PROBLEM:
Retype all the records with nothing changed.

Dataset items:
==*==
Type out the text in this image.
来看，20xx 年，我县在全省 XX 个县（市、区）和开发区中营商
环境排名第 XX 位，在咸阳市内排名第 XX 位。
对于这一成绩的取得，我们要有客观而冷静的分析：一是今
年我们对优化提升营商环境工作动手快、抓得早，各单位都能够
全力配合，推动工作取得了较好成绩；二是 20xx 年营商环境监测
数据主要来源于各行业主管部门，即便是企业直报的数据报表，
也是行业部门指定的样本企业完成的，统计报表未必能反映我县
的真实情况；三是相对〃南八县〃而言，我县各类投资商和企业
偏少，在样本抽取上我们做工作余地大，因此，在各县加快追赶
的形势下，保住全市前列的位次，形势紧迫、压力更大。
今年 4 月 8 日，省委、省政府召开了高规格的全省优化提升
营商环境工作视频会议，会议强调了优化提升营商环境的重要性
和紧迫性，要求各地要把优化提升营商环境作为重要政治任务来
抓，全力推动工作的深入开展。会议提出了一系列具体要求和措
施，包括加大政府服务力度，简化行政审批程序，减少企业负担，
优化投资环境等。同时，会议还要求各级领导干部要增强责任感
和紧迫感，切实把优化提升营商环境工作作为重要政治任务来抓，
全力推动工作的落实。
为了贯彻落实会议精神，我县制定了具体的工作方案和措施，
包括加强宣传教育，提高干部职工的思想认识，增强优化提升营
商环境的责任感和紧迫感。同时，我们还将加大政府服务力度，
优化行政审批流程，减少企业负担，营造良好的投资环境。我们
==*==
THE RESPONSE:
Type out the text in this image.
来看，20xx 年，我县在全省 XX 个县（市、区）和开发区中营商
环境排名第 XX 位，在咸阳市内排名第 XX 位。
对于这一成绩的取得，我们要有客观而冷静的分析：一是今
年我们对优化提升营商环境工作动手快、抓得早，各单位都能够
全力配合，推动工作取得了较好成绩；二是 20xx 年营商环境监测
数据主要来源于各行业主管部门，即便是企业直报的数据报表，
也是行业部门指定的样本企业完成的，统计报表未必能反映我县
的真实情况；三是相对〃南八县〃而言，我县各类投资商和企业
偏少，在样本抽取上我们做工作余地大，因此，在各县加快追赶
的形势下，保住全市前列的位次，形势紧迫、压力更大。
今年 4 月 8 日，省委、省政府召开了高规格的全省优化提升
营商环境工作视频会议，会议强调了优化提升营商环境的重要性
和紧迫性，要求各地要把优化提升营商环境作为重要政治任务来
抓，全力推动工作的深入开展。会议提出了一系列具体要求和措
施，包括加大政府服务力度，简化行政审批程序，减少企业负担，
优化投资环境等。同时，会议还要求各级领导干部要增强责任感
和紧迫感，切实把优化提升营商环境工作作为重要政治任务来抓，
全力推动工作的落实。
为了贯彻落实会议精神，我县制定了具体的工作方案和措施，
包括加强宣传教育，提高干部职工的思想认识，增强优化提升营
商环境的责任感和紧迫感。同时，我们还将加大政府服务力度，
优化行政审批流程，减少企业负担，营造良好的投资环境。我们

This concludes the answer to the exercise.